- STATED EXERCISE -
Every entry should be repeated exactly. Omit the pictures.
* BEGIN DATA SUPPLIED *
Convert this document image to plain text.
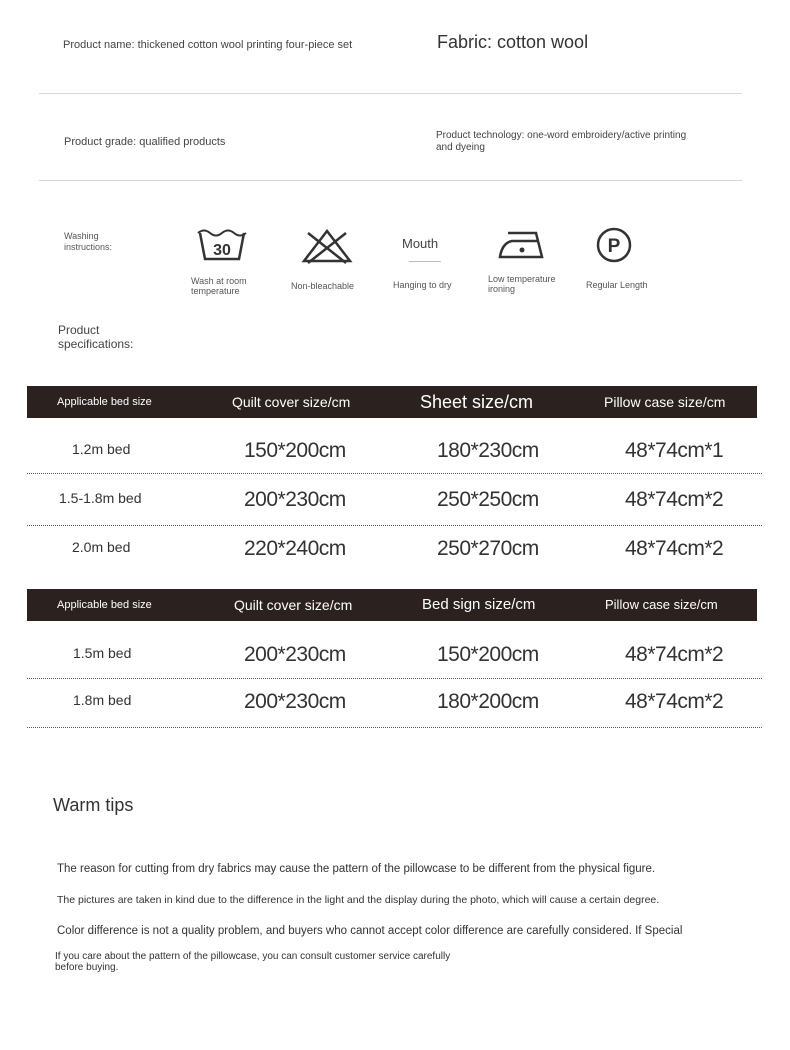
Product name: thickened cotton wool printing four-piece set	Fabric: cotton wool
Product grade: qualified products
Product technology: one-word embroidery/active printing
and dyeing
Washing
instructions:	30
Wash at room
temperature	Non-bleachable
Mouth
Hanging to dry
Low temperature
ironing
P
Regular Length
Product
specifications:
Applicable bed size	Quilt cover size/cm	Sheet size/cm	Pillow case size/cm
1.2m bed	150*200cm	180*230cm	48*74cm*1
1.5-1.8m bed	200*230cm	250*250cm	48*74cm*2
2.0m bed	220*240cm	250*270cm	48*74cm*2
Applicable bed size	Quilt cover size/cm	Bed sign size/cm	Pillow case size/cm
1.5m bed	200*230cm	150*200cm	48*74cm*2
1.8m bed	200*230cm	180*200cm	48*74cm*2
Warm tips
The reason for cutting from dry fabrics may cause the pattern of the pillowcase to be different from the physical figure.
The pictures are taken in kind due to the difference in the light and the display during the photo, which will cause a certain degree.
Color difference is not a quality problem, and buyers who cannot accept color difference are carefully considered. If Special
If you care about the pattern of the pillowcase, you can consult customer service carefully
before buying.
* END DATA SUPPLIED *
- SOLUTION BELOW -
Convert this document image to plain text.
Product name: thickened cotton wool printing four-piece set	Fabric: cotton wool
Product grade: qualified products
Product technology: one-word embroidery/active printing
and dyeing
Washing
instructions:	30
Wash at room
temperature	Non-bleachable
Mouth
Hanging to dry
Low temperature
ironing
P
Regular Length
Product
specifications:
Applicable bed size	Quilt cover size/cm	Sheet size/cm	Pillow case size/cm
1.2m bed	150*200cm	180*230cm	48*74cm*1
1.5-1.8m bed	200*230cm	250*250cm	48*74cm*2
2.0m bed	220*240cm	250*270cm	48*74cm*2
Applicable bed size	Quilt cover size/cm	Bed sign size/cm	Pillow case size/cm
1.5m bed	200*230cm	150*200cm	48*74cm*2
1.8m bed	200*230cm	180*200cm	48*74cm*2
Warm tips
The reason for cutting from dry fabrics may cause the pattern of the pillowcase to be different from the physical figure.
The pictures are taken in kind due to the difference in the light and the display during the photo, which will cause a certain degree.
Color difference is not a quality problem, and buyers who cannot accept color difference are carefully considered. If Special
If you care about the pattern of the pillowcase, you can consult customer service carefully
before buying.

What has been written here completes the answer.